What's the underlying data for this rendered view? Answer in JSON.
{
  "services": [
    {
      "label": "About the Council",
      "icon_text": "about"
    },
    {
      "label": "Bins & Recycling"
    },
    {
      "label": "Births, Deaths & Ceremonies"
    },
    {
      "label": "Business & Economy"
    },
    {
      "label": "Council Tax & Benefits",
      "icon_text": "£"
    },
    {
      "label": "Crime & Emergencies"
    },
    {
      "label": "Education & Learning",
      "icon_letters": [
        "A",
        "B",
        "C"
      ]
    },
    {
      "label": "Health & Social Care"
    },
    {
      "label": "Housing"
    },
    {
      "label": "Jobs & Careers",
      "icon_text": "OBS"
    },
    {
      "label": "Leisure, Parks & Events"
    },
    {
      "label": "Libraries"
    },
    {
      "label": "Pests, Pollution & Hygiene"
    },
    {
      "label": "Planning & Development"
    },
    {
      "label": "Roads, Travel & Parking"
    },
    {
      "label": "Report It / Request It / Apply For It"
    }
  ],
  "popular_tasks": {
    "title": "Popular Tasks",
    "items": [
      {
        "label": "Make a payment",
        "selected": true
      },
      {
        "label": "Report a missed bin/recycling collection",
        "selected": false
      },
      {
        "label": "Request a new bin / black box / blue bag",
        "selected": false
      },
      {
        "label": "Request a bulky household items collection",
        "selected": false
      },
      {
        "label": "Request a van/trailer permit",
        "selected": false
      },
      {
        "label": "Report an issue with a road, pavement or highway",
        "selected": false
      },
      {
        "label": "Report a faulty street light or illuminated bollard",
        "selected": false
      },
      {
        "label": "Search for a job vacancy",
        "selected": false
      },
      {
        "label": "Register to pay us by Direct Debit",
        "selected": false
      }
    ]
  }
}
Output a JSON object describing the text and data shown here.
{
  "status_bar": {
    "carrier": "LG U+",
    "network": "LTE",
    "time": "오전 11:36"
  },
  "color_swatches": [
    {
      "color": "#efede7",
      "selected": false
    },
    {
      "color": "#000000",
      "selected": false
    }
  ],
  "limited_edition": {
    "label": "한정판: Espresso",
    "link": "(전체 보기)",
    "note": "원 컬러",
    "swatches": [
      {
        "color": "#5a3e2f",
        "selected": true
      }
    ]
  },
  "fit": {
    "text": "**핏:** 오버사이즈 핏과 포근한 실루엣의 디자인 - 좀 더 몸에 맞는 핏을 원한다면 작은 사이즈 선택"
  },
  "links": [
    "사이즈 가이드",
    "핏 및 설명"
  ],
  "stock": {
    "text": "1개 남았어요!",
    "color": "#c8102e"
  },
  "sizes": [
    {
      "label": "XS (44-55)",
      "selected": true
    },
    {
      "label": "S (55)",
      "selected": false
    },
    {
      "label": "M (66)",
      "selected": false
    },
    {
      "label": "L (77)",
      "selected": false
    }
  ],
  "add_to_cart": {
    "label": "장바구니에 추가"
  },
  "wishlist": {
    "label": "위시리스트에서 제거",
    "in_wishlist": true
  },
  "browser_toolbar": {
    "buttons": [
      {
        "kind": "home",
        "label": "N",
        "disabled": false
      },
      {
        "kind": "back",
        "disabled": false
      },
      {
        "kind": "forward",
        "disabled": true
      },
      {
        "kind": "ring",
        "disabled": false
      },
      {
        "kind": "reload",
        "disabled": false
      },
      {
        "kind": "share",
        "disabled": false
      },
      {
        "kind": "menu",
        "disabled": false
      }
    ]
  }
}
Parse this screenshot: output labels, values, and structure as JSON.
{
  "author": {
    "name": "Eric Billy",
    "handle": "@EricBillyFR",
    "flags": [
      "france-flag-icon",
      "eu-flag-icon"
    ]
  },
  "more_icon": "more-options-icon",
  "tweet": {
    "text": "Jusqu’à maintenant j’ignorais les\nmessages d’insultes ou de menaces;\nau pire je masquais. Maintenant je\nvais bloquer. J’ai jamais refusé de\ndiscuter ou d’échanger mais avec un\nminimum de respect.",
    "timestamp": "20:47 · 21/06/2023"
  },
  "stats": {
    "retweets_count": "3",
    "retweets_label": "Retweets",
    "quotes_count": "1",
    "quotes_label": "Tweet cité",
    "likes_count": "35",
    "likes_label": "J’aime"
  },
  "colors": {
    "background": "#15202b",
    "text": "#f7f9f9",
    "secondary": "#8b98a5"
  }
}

· · · · · · ·

# [Requirements]
Search the preceding listing for the word "Report" and pull out every line that holds it.

# [Solved exercise]
      "label": "Report It / Request It / Apply For It"
        "label": "Report a missed bin/recycling collection",
        "label": "Report an issue with a road, pavement or highway",
        "label": "Report a faulty street light or illuminated bollard",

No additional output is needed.